(Dataset excerpt)
☆ ☆ ☆ ☆ ☆ ☆ ☆
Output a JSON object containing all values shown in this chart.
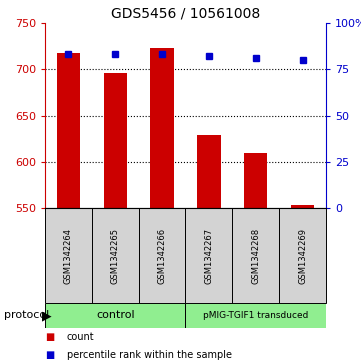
{
  "title": "GDS5456 / 10561008",
  "samples": [
    "GSM1342264",
    "GSM1342265",
    "GSM1342266",
    "GSM1342267",
    "GSM1342268",
    "GSM1342269"
  ],
  "counts": [
    718,
    696,
    723,
    629,
    610,
    553
  ],
  "percentiles": [
    83,
    83,
    83,
    82,
    81,
    80
  ],
  "ylim_left": [
    550,
    750
  ],
  "ylim_right": [
    0,
    100
  ],
  "yticks_left": [
    550,
    600,
    650,
    700,
    750
  ],
  "yticks_right": [
    0,
    25,
    50,
    75,
    100
  ],
  "ytick_labels_right": [
    "0",
    "25",
    "50",
    "75",
    "100%"
  ],
  "bar_color": "#cc0000",
  "dot_color": "#0000cc",
  "bar_bottom": 550,
  "protocol_labels": [
    "control",
    "pMIG-TGIF1 transduced"
  ],
  "protocol_color": "#90ee90",
  "sample_bg_color": "#d3d3d3",
  "legend_bar_label": "count",
  "legend_dot_label": "percentile rank within the sample",
  "left_axis_color": "#cc0000",
  "right_axis_color": "#0000cc",
  "grid_yticks": [
    600,
    650,
    700
  ],
  "bar_width": 0.5
}
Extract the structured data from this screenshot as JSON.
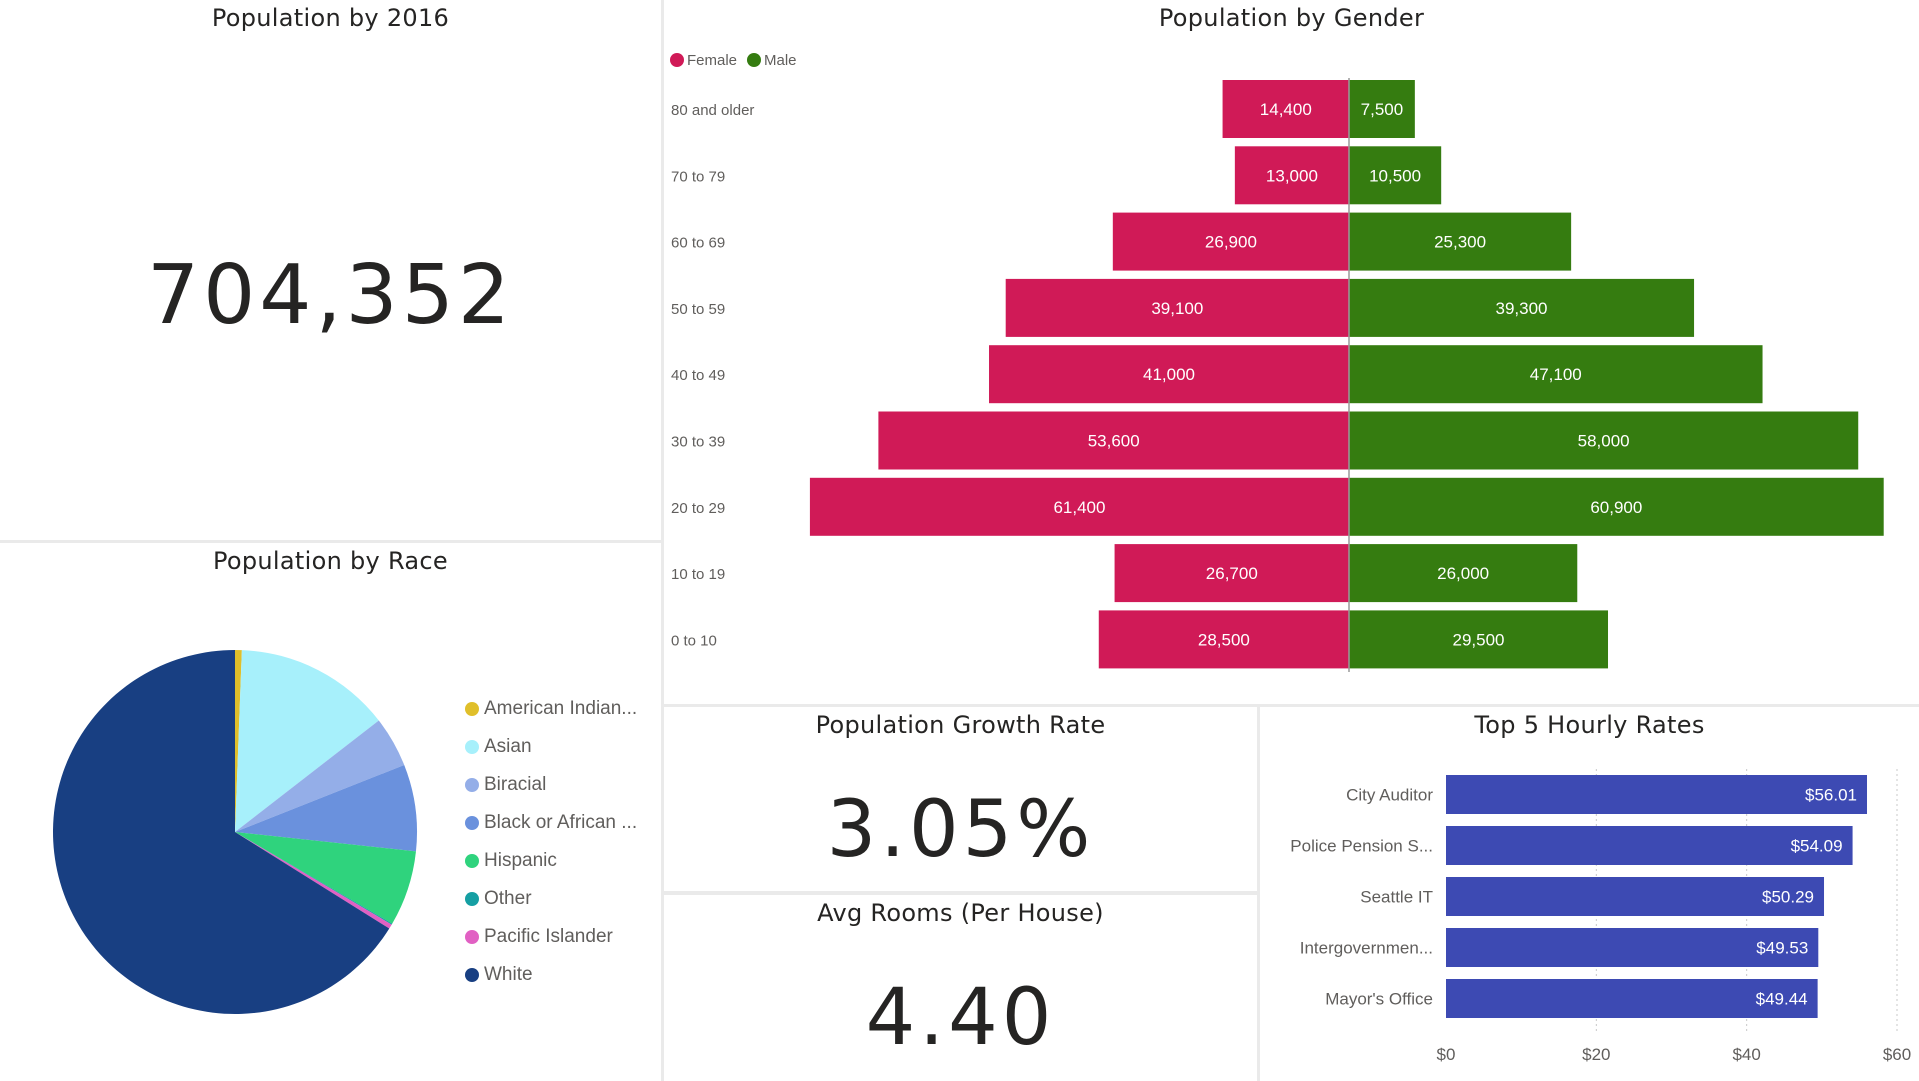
{
  "kpi_population": {
    "title": "Population by 2016",
    "value": "704,352"
  },
  "kpi_growth": {
    "title": "Population Growth Rate",
    "value": "3.05%"
  },
  "kpi_rooms": {
    "title": "Avg Rooms (Per House)",
    "value": "4.40"
  },
  "chart_data": [
    {
      "id": "gender",
      "type": "bar",
      "orientation": "horizontal-butterfly",
      "title": "Population by Gender",
      "categories": [
        "80 and older",
        "70 to 79",
        "60 to 69",
        "50 to 59",
        "40 to 49",
        "30 to 39",
        "20 to 29",
        "10 to 19",
        "0 to 10"
      ],
      "series": [
        {
          "name": "Female",
          "color": "#d01a57",
          "values": [
            14400,
            13000,
            26900,
            39100,
            41000,
            53600,
            61400,
            26700,
            28500
          ],
          "labels": [
            "14,400",
            "13,000",
            "26,900",
            "39,100",
            "41,000",
            "53,600",
            "61,400",
            "26,700",
            "28,500"
          ]
        },
        {
          "name": "Male",
          "color": "#357c10",
          "values": [
            7500,
            10500,
            25300,
            39300,
            47100,
            58000,
            60900,
            26000,
            29500
          ],
          "labels": [
            "7,500",
            "10,500",
            "25,300",
            "39,300",
            "47,100",
            "58,000",
            "60,900",
            "26,000",
            "29,500"
          ]
        }
      ],
      "legend": "top-left",
      "grid": false
    },
    {
      "id": "race",
      "type": "pie",
      "title": "Population by Race",
      "categories": [
        "American Indian...",
        "Asian",
        "Biracial",
        "Black or African ...",
        "Hispanic",
        "Other",
        "Pacific Islander",
        "White"
      ],
      "values": [
        0.6,
        13.9,
        4.5,
        7.7,
        6.7,
        0.1,
        0.4,
        66.1
      ],
      "colors": [
        "#e0bf2a",
        "#a7f0fb",
        "#94aee8",
        "#6a91dd",
        "#2fd37d",
        "#159fa3",
        "#e160c3",
        "#183f82"
      ],
      "legend": "right"
    },
    {
      "id": "hourly",
      "type": "bar",
      "orientation": "horizontal",
      "title": "Top 5 Hourly Rates",
      "categories": [
        "City Auditor",
        "Police Pension S...",
        "Seattle IT",
        "Intergovernmen...",
        "Mayor's Office"
      ],
      "values": [
        56.01,
        54.09,
        50.29,
        49.53,
        49.44
      ],
      "labels": [
        "$56.01",
        "$54.09",
        "$50.29",
        "$49.53",
        "$49.44"
      ],
      "color": "#3d4ab3",
      "xlim": [
        0,
        60
      ],
      "ticks": [
        0,
        20,
        40,
        60
      ],
      "tick_labels": [
        "$0",
        "$20",
        "$40",
        "$60"
      ],
      "grid": true
    }
  ]
}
☆ ☆ ☆ ☆ ☆ ☆ ☆
(Problem statement)
From the listing above, print every entry precisely and drop the pictures.

(The solution)
Output a JSON object containing all values shown in this chart.
{
  "title": "GDS5456 / 10561008",
  "samples": [
    "GSM1342264",
    "GSM1342265",
    "GSM1342266",
    "GSM1342267",
    "GSM1342268",
    "GSM1342269"
  ],
  "counts": [
    718,
    696,
    723,
    629,
    610,
    553
  ],
  "percentiles": [
    83,
    83,
    83,
    82,
    81,
    80
  ],
  "ylim_left": [
    550,
    750
  ],
  "ylim_right": [
    0,
    100
  ],
  "yticks_left": [
    550,
    600,
    650,
    700,
    750
  ],
  "yticks_right": [
    0,
    25,
    50,
    75,
    100
  ],
  "ytick_labels_right": [
    "0",
    "25",
    "50",
    "75",
    "100%"
  ],
  "bar_color": "#cc0000",
  "dot_color": "#0000cc",
  "bar_bottom": 550,
  "protocol_labels": [
    "control",
    "pMIG-TGIF1 transduced"
  ],
  "protocol_color": "#90ee90",
  "sample_bg_color": "#d3d3d3",
  "legend_bar_label": "count",
  "legend_dot_label": "percentile rank within the sample",
  "left_axis_color": "#cc0000",
  "right_axis_color": "#0000cc",
  "grid_yticks": [
    600,
    650,
    700
  ],
  "bar_width": 0.5
}
Extract the structured data from this screenshot as JSON.
{
  "kpi_population": {
    "title": "Population by 2016",
    "value": "704,352"
  },
  "kpi_growth": {
    "title": "Population Growth Rate",
    "value": "3.05%"
  },
  "kpi_rooms": {
    "title": "Avg Rooms (Per House)",
    "value": "4.40"
  },
  "chart_data": [
    {
      "id": "gender",
      "type": "bar",
      "orientation": "horizontal-butterfly",
      "title": "Population by Gender",
      "categories": [
        "80 and older",
        "70 to 79",
        "60 to 69",
        "50 to 59",
        "40 to 49",
        "30 to 39",
        "20 to 29",
        "10 to 19",
        "0 to 10"
      ],
      "series": [
        {
          "name": "Female",
          "color": "#d01a57",
          "values": [
            14400,
            13000,
            26900,
            39100,
            41000,
            53600,
            61400,
            26700,
            28500
          ],
          "labels": [
            "14,400",
            "13,000",
            "26,900",
            "39,100",
            "41,000",
            "53,600",
            "61,400",
            "26,700",
            "28,500"
          ]
        },
        {
          "name": "Male",
          "color": "#357c10",
          "values": [
            7500,
            10500,
            25300,
            39300,
            47100,
            58000,
            60900,
            26000,
            29500
          ],
          "labels": [
            "7,500",
            "10,500",
            "25,300",
            "39,300",
            "47,100",
            "58,000",
            "60,900",
            "26,000",
            "29,500"
          ]
        }
      ],
      "legend": "top-left",
      "grid": false
    },
    {
      "id": "race",
      "type": "pie",
      "title": "Population by Race",
      "categories": [
        "American Indian...",
        "Asian",
        "Biracial",
        "Black or African ...",
        "Hispanic",
        "Other",
        "Pacific Islander",
        "White"
      ],
      "values": [
        0.6,
        13.9,
        4.5,
        7.7,
        6.7,
        0.1,
        0.4,
        66.1
      ],
      "colors": [
        "#e0bf2a",
        "#a7f0fb",
        "#94aee8",
        "#6a91dd",
        "#2fd37d",
        "#159fa3",
        "#e160c3",
        "#183f82"
      ],
      "legend": "right"
    },
    {
      "id": "hourly",
      "type": "bar",
      "orientation": "horizontal",
      "title": "Top 5 Hourly Rates",
      "categories": [
        "City Auditor",
        "Police Pension S...",
        "Seattle IT",
        "Intergovernmen...",
        "Mayor's Office"
      ],
      "values": [
        56.01,
        54.09,
        50.29,
        49.53,
        49.44
      ],
      "labels": [
        "$56.01",
        "$54.09",
        "$50.29",
        "$49.53",
        "$49.44"
      ],
      "color": "#3d4ab3",
      "xlim": [
        0,
        60
      ],
      "ticks": [
        0,
        20,
        40,
        60
      ],
      "tick_labels": [
        "$0",
        "$20",
        "$40",
        "$60"
      ],
      "grid": true
    }
  ]
}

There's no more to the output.